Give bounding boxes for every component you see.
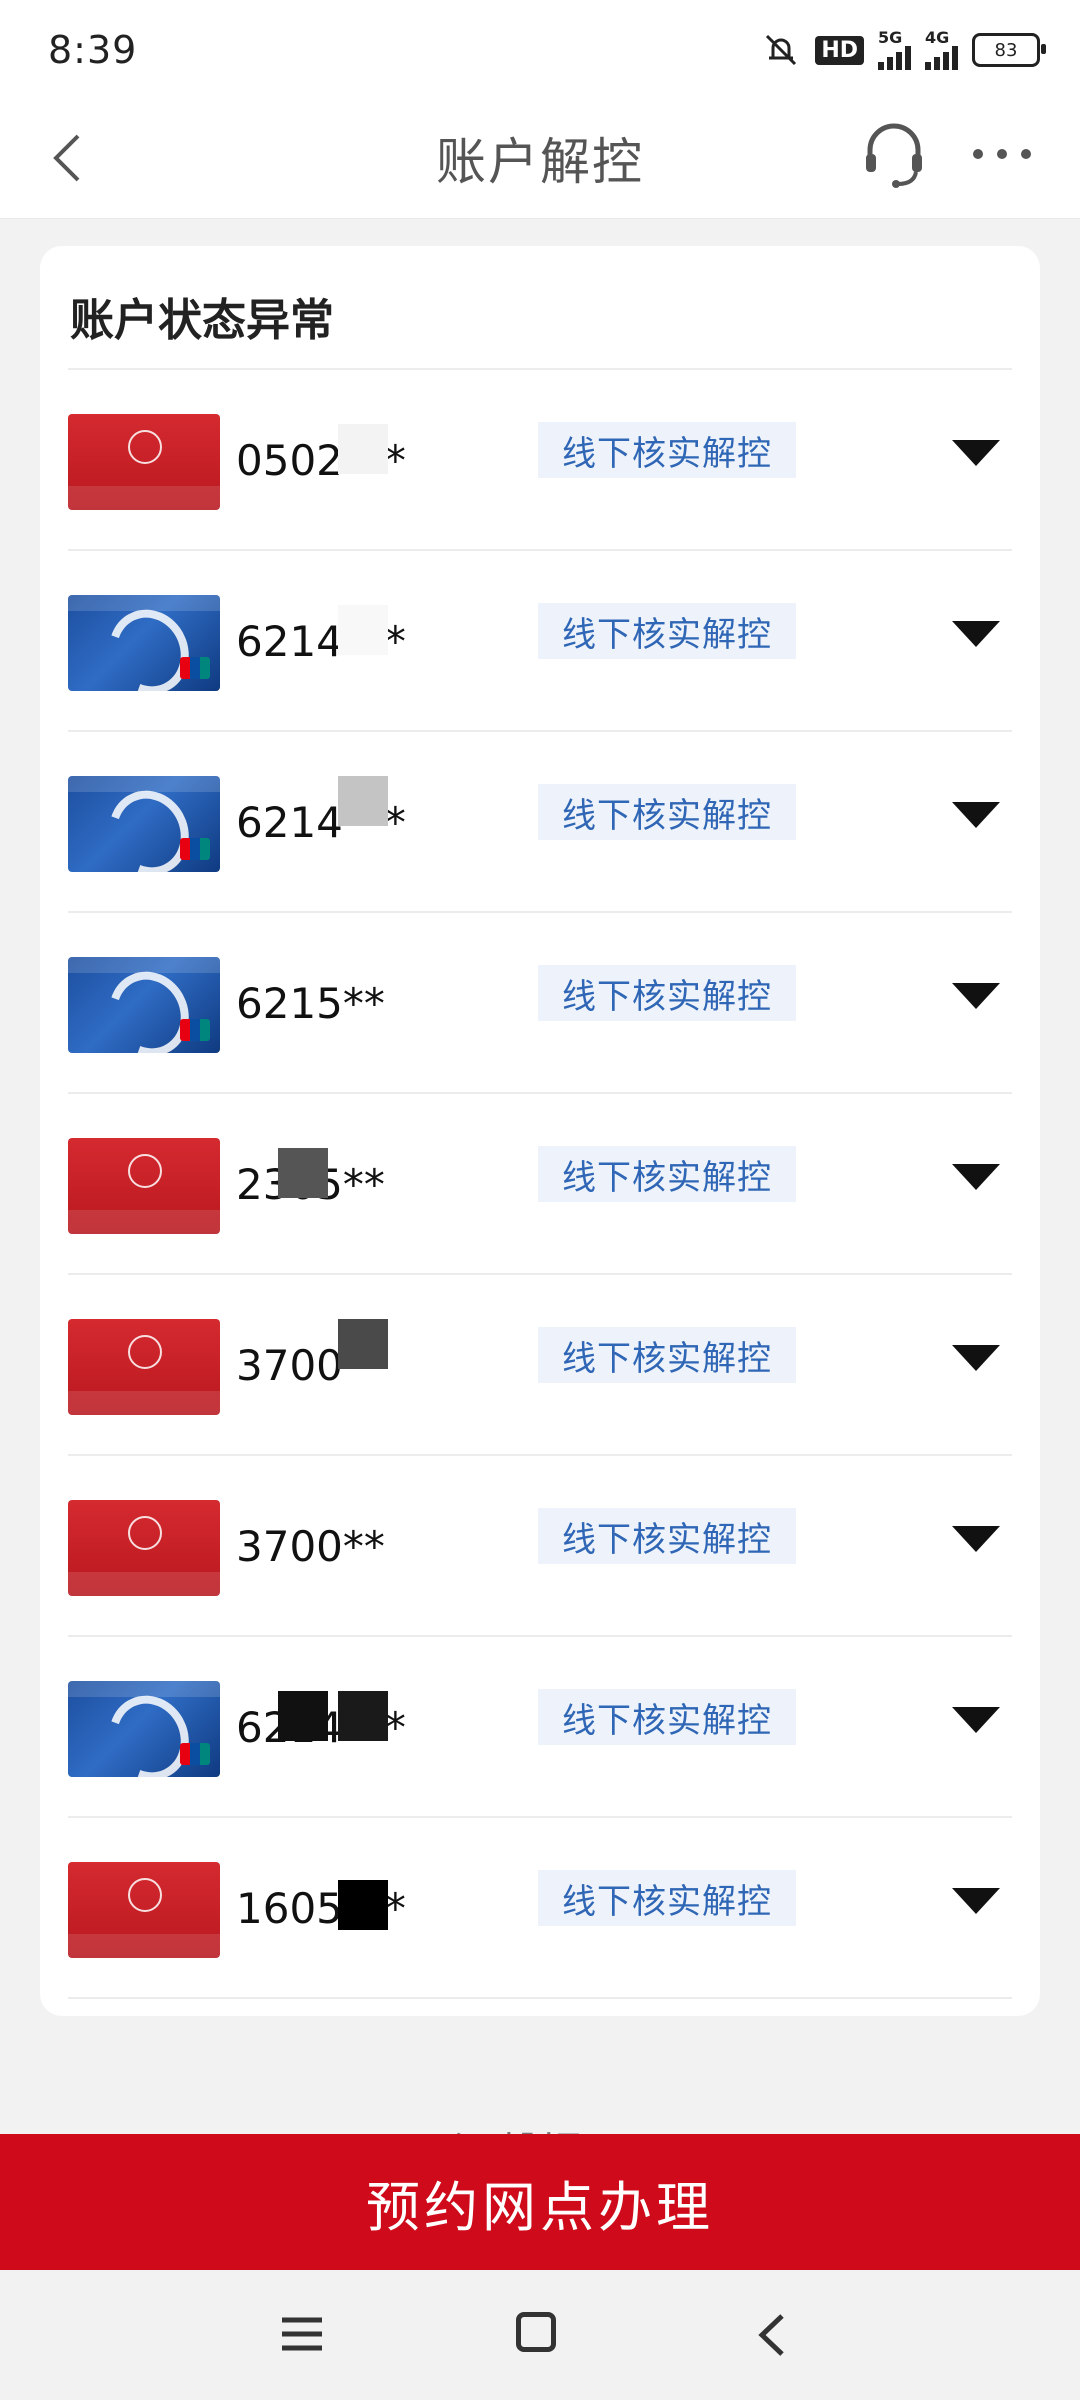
redaction-mask	[338, 1319, 388, 1369]
redaction-mask	[338, 424, 388, 474]
battery-icon: 83	[972, 33, 1046, 67]
expand-caret-icon[interactable]	[952, 1526, 1000, 1552]
nav-header: 账户解控	[0, 100, 1080, 219]
redaction-mask	[338, 776, 388, 826]
panel-title: 账户状态异常	[70, 295, 334, 346]
bank-card-icon	[68, 595, 220, 691]
redaction-mask	[338, 605, 388, 655]
status-tag: 线下核实解控	[538, 1689, 796, 1745]
row-divider	[68, 1997, 1012, 1999]
redaction-mask	[338, 1691, 388, 1741]
system-nav-bar	[0, 2270, 1080, 2400]
bank-card-icon	[68, 1681, 220, 1777]
expand-caret-icon[interactable]	[952, 621, 1000, 647]
status-tag: 线下核实解控	[538, 1146, 796, 1202]
expand-caret-icon[interactable]	[952, 1345, 1000, 1371]
bank-card-icon	[68, 1862, 220, 1958]
expand-caret-icon[interactable]	[952, 1707, 1000, 1733]
account-row[interactable]: 6214***线下核实解控	[68, 551, 1012, 732]
status-icons: HD 5G 4G 83	[761, 30, 1046, 70]
status-tag: 线下核实解控	[538, 965, 796, 1021]
expand-caret-icon[interactable]	[952, 983, 1000, 1009]
status-bar: 8:39 HD 5G 4G 83	[0, 0, 1080, 100]
account-row[interactable]: 6215** 线下核实解控	[68, 913, 1012, 1094]
redaction-mask	[338, 1880, 388, 1930]
bank-card-icon	[68, 1319, 220, 1415]
system-back-icon[interactable]	[752, 2310, 792, 2360]
recent-apps-icon[interactable]	[280, 2314, 324, 2354]
customer-service-icon[interactable]	[858, 118, 930, 190]
bank-card-icon	[68, 414, 220, 510]
more-icon[interactable]	[970, 136, 1034, 172]
book-branch-button[interactable]: 预约网点办理	[0, 2134, 1080, 2270]
abnormal-account-panel: 账户状态异常 0502*** 线下核实解控 6214*** 线下核实解控 6214***…	[40, 246, 1040, 2016]
status-tag: 线下核实解控	[538, 1327, 796, 1383]
expand-caret-icon[interactable]	[952, 802, 1000, 828]
status-tag: 线下核实解控	[538, 1508, 796, 1564]
status-tag: 线下核实解控	[538, 784, 796, 840]
bank-card-icon	[68, 957, 220, 1053]
account-row[interactable]: 1605*** 线下核实解控	[68, 1818, 1012, 1999]
signal-bars-icon	[925, 46, 958, 70]
bank-card-icon	[68, 1500, 220, 1596]
account-row[interactable]: 3700** 线下核实解控	[68, 1456, 1012, 1637]
account-row[interactable]: 3700** 线下核实解控	[68, 1275, 1012, 1456]
account-row[interactable]: 0502*** 线下核实解控	[68, 370, 1012, 551]
bank-card-icon	[68, 776, 220, 872]
account-row[interactable]: 2305**线下核实解控	[68, 1094, 1012, 1275]
status-tag: 线下核实解控	[538, 1870, 796, 1926]
account-number: 6215**	[236, 979, 385, 1028]
redaction-mask	[278, 1691, 328, 1741]
mute-bell-icon	[766, 34, 797, 66]
home-icon[interactable]	[516, 2312, 556, 2352]
status-time: 8:39	[48, 28, 138, 72]
hd-badge: HD	[815, 35, 864, 65]
bank-card-icon	[68, 1138, 220, 1234]
redaction-mask	[278, 1148, 328, 1198]
expand-caret-icon[interactable]	[952, 1164, 1000, 1190]
status-tag: 线下核实解控	[538, 603, 796, 659]
account-number: 3700**	[236, 1522, 385, 1571]
account-row[interactable]: 6214***线下核实解控	[68, 1637, 1012, 1818]
status-tag: 线下核实解控	[538, 422, 796, 478]
network-5g: 5G	[878, 30, 911, 70]
signal-bars-icon	[878, 46, 911, 70]
expand-caret-icon[interactable]	[952, 1888, 1000, 1914]
account-row[interactable]: 6214***线下核实解控	[68, 732, 1012, 913]
expand-caret-icon[interactable]	[952, 440, 1000, 466]
network-4g: 4G	[925, 30, 958, 70]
● ● ● ● ● ● ●
» **Problem**:
Change every "bank-card-icon" in the records to "debit-card-icon" and write all their lines out again with nothing else altered, leaving the pictures out.

» **Response**:
Give bounding boxes for every component you see.
redaction-mask	[338, 1319, 388, 1369]
redaction-mask	[338, 424, 388, 474]
battery-icon: 83	[972, 33, 1046, 67]
expand-caret-icon[interactable]	[952, 1526, 1000, 1552]
nav-header: 账户解控	[0, 100, 1080, 219]
redaction-mask	[338, 776, 388, 826]
panel-title: 账户状态异常	[70, 295, 334, 346]
debit-card-icon	[68, 595, 220, 691]
redaction-mask	[338, 605, 388, 655]
status-tag: 线下核实解控	[538, 1689, 796, 1745]
row-divider	[68, 1997, 1012, 1999]
redaction-mask	[338, 1691, 388, 1741]
system-nav-bar	[0, 2270, 1080, 2400]
debit-card-icon	[68, 1681, 220, 1777]
expand-caret-icon[interactable]	[952, 621, 1000, 647]
status-tag: 线下核实解控	[538, 1146, 796, 1202]
expand-caret-icon[interactable]	[952, 1345, 1000, 1371]
debit-card-icon	[68, 1862, 220, 1958]
expand-caret-icon[interactable]	[952, 1707, 1000, 1733]
account-row[interactable]: 6214***线下核实解控	[68, 551, 1012, 732]
status-icons: HD 5G 4G 83	[761, 30, 1046, 70]
status-tag: 线下核实解控	[538, 965, 796, 1021]
expand-caret-icon[interactable]	[952, 983, 1000, 1009]
status-bar: 8:39 HD 5G 4G 83	[0, 0, 1080, 100]
account-row[interactable]: 6215** 线下核实解控	[68, 913, 1012, 1094]
redaction-mask	[338, 1880, 388, 1930]
debit-card-icon	[68, 1319, 220, 1415]
system-back-icon[interactable]	[752, 2310, 792, 2360]
recent-apps-icon[interactable]	[280, 2314, 324, 2354]
customer-service-icon[interactable]	[858, 118, 930, 190]
debit-card-icon	[68, 414, 220, 510]
more-icon[interactable]	[970, 136, 1034, 172]
book-branch-button[interactable]: 预约网点办理	[0, 2134, 1080, 2270]
abnormal-account-panel: 账户状态异常 0502*** 线下核实解控 6214*** 线下核实解控 6214***…	[40, 246, 1040, 2016]
status-tag: 线下核实解控	[538, 1327, 796, 1383]
expand-caret-icon[interactable]	[952, 802, 1000, 828]
status-tag: 线下核实解控	[538, 1508, 796, 1564]
status-tag: 线下核实解控	[538, 784, 796, 840]
debit-card-icon	[68, 957, 220, 1053]
account-row[interactable]: 1605*** 线下核实解控	[68, 1818, 1012, 1999]
signal-bars-icon	[925, 46, 958, 70]
debit-card-icon	[68, 1500, 220, 1596]
account-row[interactable]: 3700** 线下核实解控	[68, 1456, 1012, 1637]
account-row[interactable]: 3700** 线下核实解控	[68, 1275, 1012, 1456]
account-row[interactable]: 0502*** 线下核实解控	[68, 370, 1012, 551]
debit-card-icon	[68, 776, 220, 872]
account-row[interactable]: 2305**线下核实解控	[68, 1094, 1012, 1275]
status-tag: 线下核实解控	[538, 1870, 796, 1926]
account-number: 6215**	[236, 979, 385, 1028]
redaction-mask	[278, 1691, 328, 1741]
mute-bell-icon	[766, 34, 797, 66]
home-icon[interactable]	[516, 2312, 556, 2352]
status-time: 8:39	[48, 28, 138, 72]
hd-badge: HD	[815, 35, 864, 65]
debit-card-icon	[68, 1138, 220, 1234]
redaction-mask	[278, 1148, 328, 1198]
expand-caret-icon[interactable]	[952, 1164, 1000, 1190]
status-tag: 线下核实解控	[538, 603, 796, 659]
account-number: 3700**	[236, 1522, 385, 1571]
account-row[interactable]: 6214***线下核实解控	[68, 1637, 1012, 1818]
status-tag: 线下核实解控	[538, 422, 796, 478]
network-5g: 5G	[878, 30, 911, 70]
signal-bars-icon	[878, 46, 911, 70]
expand-caret-icon[interactable]	[952, 1888, 1000, 1914]
account-row[interactable]: 6214***线下核实解控	[68, 732, 1012, 913]
expand-caret-icon[interactable]	[952, 440, 1000, 466]
network-4g: 4G	[925, 30, 958, 70]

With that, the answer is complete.